Challenge: The data follows this line. Copy verbatim the line with "Transcribe this image's" and each line after it to the end.
[Begin Supplied entries]
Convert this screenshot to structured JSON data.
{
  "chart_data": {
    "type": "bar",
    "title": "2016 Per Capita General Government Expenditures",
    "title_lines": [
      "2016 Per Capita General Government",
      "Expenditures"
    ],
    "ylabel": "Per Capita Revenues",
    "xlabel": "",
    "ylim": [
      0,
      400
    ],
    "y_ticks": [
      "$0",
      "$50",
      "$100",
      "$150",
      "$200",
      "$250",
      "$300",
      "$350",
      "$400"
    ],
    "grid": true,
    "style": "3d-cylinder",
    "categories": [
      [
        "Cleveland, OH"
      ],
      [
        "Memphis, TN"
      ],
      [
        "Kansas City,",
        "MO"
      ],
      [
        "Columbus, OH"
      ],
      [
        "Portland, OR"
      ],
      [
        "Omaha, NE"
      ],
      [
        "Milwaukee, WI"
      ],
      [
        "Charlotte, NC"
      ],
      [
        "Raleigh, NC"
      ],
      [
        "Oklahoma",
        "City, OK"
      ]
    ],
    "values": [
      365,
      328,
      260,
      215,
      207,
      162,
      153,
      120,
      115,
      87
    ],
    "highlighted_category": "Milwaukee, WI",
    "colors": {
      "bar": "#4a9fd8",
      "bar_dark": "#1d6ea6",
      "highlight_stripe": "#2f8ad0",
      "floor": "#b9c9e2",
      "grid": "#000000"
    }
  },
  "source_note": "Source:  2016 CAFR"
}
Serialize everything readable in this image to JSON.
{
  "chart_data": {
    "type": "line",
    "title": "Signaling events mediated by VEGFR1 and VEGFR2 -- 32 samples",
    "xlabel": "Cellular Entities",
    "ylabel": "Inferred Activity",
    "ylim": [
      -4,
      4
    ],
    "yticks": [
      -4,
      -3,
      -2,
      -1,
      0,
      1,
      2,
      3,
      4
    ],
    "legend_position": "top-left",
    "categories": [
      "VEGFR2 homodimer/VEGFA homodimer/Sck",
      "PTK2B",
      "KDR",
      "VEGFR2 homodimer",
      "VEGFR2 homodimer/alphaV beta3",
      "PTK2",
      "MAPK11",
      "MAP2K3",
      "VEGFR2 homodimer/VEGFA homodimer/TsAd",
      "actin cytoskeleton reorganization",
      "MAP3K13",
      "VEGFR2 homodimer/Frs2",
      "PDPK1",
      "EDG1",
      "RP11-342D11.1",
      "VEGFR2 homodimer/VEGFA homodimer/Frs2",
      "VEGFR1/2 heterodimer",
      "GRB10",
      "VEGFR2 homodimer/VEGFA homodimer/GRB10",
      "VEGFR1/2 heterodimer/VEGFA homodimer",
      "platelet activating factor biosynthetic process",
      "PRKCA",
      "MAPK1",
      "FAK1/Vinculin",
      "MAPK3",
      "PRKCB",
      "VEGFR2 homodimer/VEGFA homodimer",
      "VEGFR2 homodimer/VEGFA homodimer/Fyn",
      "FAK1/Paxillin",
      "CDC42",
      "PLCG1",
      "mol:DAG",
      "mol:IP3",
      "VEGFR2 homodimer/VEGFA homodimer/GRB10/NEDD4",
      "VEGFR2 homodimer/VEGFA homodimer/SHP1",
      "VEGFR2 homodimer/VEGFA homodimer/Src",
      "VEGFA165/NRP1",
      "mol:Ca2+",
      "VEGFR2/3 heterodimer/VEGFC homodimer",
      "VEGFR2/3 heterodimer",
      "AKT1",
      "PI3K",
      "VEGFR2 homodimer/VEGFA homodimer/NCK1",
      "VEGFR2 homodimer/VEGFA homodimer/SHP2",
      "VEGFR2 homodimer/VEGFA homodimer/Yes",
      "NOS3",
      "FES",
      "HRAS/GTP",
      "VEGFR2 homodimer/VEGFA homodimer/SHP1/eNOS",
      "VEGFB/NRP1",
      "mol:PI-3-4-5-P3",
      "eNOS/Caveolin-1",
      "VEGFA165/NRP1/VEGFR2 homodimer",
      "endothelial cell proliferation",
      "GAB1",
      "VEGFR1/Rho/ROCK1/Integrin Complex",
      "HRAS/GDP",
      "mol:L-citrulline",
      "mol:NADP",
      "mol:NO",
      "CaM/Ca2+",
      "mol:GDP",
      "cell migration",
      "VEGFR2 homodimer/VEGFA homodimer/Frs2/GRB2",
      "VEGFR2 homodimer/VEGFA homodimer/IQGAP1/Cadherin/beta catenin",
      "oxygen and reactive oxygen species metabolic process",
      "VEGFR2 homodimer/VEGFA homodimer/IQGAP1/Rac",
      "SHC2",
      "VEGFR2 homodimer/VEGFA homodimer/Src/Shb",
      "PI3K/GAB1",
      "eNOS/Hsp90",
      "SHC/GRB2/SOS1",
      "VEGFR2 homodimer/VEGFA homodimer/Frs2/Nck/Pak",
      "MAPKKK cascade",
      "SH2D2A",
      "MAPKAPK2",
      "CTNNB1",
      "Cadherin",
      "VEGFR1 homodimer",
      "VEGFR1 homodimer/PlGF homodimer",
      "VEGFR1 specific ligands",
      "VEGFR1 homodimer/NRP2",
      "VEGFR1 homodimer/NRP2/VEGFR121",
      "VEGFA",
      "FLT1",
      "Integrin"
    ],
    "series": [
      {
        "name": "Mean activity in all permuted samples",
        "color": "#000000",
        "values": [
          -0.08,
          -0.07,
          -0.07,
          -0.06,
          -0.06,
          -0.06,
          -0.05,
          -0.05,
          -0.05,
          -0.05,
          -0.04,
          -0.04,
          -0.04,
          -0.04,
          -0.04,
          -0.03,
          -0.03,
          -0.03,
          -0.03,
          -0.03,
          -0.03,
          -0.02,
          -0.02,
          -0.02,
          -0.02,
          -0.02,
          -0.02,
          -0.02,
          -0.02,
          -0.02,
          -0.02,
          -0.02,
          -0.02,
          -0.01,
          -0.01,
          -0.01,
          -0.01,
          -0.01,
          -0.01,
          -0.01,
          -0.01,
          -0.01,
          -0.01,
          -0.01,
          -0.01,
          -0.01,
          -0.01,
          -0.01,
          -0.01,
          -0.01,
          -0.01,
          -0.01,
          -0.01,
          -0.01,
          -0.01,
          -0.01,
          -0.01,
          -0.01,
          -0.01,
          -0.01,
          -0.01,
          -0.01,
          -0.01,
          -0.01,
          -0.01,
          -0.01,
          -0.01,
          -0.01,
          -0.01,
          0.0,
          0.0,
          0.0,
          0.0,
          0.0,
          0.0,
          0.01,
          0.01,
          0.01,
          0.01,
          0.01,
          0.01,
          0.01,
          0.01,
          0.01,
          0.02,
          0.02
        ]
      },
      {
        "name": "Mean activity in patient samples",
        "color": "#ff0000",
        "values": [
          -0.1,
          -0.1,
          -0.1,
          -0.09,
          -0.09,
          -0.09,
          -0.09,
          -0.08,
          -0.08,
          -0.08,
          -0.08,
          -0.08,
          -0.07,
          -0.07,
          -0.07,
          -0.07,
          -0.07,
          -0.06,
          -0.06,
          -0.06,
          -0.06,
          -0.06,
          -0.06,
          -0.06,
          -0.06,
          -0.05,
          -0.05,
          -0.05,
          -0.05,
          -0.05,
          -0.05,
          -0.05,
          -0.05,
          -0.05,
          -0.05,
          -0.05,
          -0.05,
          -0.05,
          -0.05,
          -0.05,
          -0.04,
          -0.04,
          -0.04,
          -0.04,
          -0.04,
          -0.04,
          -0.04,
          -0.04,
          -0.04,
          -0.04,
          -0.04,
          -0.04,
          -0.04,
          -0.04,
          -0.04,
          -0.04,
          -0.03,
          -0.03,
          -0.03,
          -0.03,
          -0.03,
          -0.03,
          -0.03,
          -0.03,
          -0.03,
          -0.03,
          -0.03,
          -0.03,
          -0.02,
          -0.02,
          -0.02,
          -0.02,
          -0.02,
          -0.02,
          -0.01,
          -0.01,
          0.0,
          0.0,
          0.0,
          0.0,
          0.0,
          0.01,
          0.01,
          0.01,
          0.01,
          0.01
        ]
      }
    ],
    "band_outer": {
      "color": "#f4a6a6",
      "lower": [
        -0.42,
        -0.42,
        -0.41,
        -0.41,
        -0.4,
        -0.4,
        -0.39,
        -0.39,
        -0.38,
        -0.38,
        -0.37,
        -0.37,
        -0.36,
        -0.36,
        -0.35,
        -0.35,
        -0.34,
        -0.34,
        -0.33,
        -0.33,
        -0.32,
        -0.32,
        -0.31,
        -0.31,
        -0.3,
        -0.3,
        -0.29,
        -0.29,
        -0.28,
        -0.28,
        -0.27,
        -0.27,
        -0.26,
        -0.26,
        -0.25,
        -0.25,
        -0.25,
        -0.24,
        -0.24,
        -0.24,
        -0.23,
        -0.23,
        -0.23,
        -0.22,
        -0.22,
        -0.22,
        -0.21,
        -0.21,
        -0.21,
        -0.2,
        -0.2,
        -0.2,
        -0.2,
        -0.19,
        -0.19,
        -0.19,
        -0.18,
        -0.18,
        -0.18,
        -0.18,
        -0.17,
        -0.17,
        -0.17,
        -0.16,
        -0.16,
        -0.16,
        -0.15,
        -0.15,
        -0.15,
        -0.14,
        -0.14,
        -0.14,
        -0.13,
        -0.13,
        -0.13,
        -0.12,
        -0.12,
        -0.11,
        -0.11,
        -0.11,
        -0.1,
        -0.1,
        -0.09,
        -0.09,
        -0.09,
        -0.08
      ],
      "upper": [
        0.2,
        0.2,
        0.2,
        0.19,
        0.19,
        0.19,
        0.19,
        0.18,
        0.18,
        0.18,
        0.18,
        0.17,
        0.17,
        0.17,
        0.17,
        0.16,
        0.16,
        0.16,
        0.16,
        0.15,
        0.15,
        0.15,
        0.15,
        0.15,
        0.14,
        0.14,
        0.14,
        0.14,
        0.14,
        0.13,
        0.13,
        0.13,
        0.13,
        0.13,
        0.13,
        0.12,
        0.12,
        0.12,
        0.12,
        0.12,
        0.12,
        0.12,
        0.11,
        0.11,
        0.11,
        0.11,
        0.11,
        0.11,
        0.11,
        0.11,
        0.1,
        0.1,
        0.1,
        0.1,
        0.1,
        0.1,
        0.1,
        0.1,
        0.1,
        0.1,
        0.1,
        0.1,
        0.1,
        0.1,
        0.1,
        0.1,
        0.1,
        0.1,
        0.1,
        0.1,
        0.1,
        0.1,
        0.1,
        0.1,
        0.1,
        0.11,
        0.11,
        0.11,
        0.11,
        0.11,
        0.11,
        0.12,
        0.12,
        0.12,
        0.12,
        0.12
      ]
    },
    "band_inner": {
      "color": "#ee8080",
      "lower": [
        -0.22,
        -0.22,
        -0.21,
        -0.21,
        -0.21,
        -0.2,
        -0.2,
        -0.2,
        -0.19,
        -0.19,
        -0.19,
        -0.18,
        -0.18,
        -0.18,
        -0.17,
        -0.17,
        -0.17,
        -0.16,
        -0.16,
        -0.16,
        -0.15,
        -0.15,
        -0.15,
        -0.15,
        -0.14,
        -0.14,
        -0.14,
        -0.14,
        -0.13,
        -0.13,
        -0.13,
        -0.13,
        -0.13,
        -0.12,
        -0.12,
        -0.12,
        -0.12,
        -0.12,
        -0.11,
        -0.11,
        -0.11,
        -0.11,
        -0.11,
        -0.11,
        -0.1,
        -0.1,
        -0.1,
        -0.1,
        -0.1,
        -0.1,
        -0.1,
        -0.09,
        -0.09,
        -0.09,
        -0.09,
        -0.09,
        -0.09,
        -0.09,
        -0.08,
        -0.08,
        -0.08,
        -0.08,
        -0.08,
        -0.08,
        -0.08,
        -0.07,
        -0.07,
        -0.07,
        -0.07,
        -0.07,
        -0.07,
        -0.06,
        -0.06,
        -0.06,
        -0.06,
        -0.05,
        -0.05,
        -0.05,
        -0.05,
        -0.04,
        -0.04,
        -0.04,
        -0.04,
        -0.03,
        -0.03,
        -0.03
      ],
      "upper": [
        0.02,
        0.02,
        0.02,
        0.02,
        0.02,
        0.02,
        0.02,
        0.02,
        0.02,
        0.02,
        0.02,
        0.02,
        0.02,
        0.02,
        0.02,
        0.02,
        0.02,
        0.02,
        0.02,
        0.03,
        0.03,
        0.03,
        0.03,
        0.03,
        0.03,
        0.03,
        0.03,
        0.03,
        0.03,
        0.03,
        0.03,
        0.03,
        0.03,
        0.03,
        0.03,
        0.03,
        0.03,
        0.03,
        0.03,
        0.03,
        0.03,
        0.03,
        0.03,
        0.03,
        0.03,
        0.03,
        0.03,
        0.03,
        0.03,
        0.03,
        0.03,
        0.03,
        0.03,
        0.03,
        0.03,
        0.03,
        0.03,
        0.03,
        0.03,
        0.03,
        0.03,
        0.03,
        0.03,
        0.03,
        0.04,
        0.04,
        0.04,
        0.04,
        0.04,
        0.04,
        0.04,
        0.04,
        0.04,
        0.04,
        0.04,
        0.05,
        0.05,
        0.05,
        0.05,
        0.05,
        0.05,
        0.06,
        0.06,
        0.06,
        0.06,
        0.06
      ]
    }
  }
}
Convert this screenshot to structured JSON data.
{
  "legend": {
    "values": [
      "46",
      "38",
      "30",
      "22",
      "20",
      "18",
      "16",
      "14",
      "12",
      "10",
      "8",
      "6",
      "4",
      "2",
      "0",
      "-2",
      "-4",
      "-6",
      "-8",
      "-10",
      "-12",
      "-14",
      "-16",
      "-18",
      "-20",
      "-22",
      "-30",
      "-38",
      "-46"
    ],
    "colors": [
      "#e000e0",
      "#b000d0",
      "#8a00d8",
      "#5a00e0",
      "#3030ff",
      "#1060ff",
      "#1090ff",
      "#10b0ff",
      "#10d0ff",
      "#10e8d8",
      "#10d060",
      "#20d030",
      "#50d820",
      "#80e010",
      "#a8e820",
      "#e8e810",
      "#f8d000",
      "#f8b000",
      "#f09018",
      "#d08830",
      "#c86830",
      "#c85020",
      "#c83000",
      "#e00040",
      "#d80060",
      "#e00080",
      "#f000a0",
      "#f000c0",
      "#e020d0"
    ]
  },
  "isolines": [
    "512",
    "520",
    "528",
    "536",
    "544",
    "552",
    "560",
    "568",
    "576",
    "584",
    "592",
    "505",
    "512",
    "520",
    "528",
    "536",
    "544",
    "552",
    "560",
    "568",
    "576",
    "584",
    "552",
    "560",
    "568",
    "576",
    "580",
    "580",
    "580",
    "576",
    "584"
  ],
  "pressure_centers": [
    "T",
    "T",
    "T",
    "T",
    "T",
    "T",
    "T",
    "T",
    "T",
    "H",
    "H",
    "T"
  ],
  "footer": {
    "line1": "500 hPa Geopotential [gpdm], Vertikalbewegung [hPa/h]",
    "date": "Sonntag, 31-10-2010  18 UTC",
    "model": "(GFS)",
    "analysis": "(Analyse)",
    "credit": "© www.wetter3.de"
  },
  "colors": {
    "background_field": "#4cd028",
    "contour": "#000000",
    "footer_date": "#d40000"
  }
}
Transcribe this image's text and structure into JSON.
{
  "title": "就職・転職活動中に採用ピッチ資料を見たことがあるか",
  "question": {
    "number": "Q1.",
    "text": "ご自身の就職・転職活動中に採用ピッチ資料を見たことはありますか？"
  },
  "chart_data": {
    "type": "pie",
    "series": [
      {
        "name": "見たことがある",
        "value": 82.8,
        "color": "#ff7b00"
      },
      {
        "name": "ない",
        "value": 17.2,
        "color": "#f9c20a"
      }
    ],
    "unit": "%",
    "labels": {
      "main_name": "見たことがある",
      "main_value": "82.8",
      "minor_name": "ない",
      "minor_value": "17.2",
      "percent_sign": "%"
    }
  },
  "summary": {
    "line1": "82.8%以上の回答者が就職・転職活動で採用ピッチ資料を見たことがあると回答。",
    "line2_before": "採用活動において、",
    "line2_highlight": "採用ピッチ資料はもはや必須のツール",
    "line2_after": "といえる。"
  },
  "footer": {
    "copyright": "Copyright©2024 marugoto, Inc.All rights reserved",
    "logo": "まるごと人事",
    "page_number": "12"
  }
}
[End Supplied entries]
Answer below:
Transcribe this image's text and structure into JSON.
{
  "title": "就職・転職活動中に採用ピッチ資料を見たことがあるか",
  "question": {
    "number": "Q1.",
    "text": "ご自身の就職・転職活動中に採用ピッチ資料を見たことはありますか？"
  },
  "chart_data": {
    "type": "pie",
    "series": [
      {
        "name": "見たことがある",
        "value": 82.8,
        "color": "#ff7b00"
      },
      {
        "name": "ない",
        "value": 17.2,
        "color": "#f9c20a"
      }
    ],
    "unit": "%",
    "labels": {
      "main_name": "見たことがある",
      "main_value": "82.8",
      "minor_name": "ない",
      "minor_value": "17.2",
      "percent_sign": "%"
    }
  },
  "summary": {
    "line1": "82.8%以上の回答者が就職・転職活動で採用ピッチ資料を見たことがあると回答。",
    "line2_before": "採用活動において、",
    "line2_highlight": "採用ピッチ資料はもはや必須のツール",
    "line2_after": "といえる。"
  },
  "footer": {
    "copyright": "Copyright©2024 marugoto, Inc.All rights reserved",
    "logo": "まるごと人事",
    "page_number": "12"
  }
}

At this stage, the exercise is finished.